+++ SUPPLIED INFORMATION

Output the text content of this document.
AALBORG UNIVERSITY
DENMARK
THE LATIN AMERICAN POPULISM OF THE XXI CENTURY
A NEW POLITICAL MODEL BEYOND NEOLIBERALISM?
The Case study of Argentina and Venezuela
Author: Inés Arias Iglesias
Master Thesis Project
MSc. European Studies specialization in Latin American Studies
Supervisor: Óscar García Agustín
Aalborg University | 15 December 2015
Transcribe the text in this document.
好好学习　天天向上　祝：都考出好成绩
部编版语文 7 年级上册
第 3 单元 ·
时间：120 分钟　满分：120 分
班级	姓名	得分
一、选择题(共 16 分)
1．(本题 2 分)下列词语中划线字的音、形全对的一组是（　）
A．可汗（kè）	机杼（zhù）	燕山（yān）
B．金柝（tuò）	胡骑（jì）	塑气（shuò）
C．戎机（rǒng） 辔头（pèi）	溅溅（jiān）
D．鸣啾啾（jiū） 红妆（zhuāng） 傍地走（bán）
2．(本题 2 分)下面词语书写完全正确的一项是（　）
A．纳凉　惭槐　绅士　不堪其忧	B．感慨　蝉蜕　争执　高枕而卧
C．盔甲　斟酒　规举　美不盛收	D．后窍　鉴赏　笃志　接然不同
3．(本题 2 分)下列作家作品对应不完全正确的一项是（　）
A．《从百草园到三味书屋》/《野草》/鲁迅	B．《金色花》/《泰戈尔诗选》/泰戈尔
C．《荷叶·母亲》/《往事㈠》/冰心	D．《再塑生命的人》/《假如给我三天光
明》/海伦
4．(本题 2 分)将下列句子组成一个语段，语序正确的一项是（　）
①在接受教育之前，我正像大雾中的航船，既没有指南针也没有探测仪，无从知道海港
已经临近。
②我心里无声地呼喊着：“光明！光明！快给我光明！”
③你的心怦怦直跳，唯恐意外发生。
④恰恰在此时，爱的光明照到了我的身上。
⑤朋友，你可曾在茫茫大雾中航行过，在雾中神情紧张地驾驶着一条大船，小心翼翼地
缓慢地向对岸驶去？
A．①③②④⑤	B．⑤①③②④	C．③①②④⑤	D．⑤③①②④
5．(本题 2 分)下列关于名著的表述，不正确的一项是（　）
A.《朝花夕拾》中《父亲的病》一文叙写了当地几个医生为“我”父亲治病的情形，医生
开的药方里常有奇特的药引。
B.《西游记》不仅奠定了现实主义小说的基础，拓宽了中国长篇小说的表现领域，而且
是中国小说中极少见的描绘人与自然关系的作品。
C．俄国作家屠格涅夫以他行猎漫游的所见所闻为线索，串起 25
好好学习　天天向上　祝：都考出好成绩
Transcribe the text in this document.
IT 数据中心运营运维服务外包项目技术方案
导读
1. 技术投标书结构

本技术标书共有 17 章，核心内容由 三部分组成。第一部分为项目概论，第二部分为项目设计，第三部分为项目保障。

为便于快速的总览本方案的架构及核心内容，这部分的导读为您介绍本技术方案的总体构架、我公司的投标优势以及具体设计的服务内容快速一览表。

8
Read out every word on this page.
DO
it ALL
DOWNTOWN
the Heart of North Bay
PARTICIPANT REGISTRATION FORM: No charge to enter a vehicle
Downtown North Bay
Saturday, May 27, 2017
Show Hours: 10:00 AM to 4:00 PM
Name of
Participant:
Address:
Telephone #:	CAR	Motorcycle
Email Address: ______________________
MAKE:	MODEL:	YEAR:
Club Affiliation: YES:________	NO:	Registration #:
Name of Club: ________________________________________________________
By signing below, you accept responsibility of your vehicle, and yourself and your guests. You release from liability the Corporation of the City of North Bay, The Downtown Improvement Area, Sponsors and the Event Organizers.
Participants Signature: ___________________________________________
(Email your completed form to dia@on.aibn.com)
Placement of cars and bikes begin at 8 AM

++++++

**WHAT THE TASK REQUIRES:**
Wherever the word "Club" occurs in a line of the listing, copy that line.

**SOLUTION TO THIS PROBLEM:**
Club Affiliation: YES:________	NO:	Registration #:
Name of Club: ________________________________________________________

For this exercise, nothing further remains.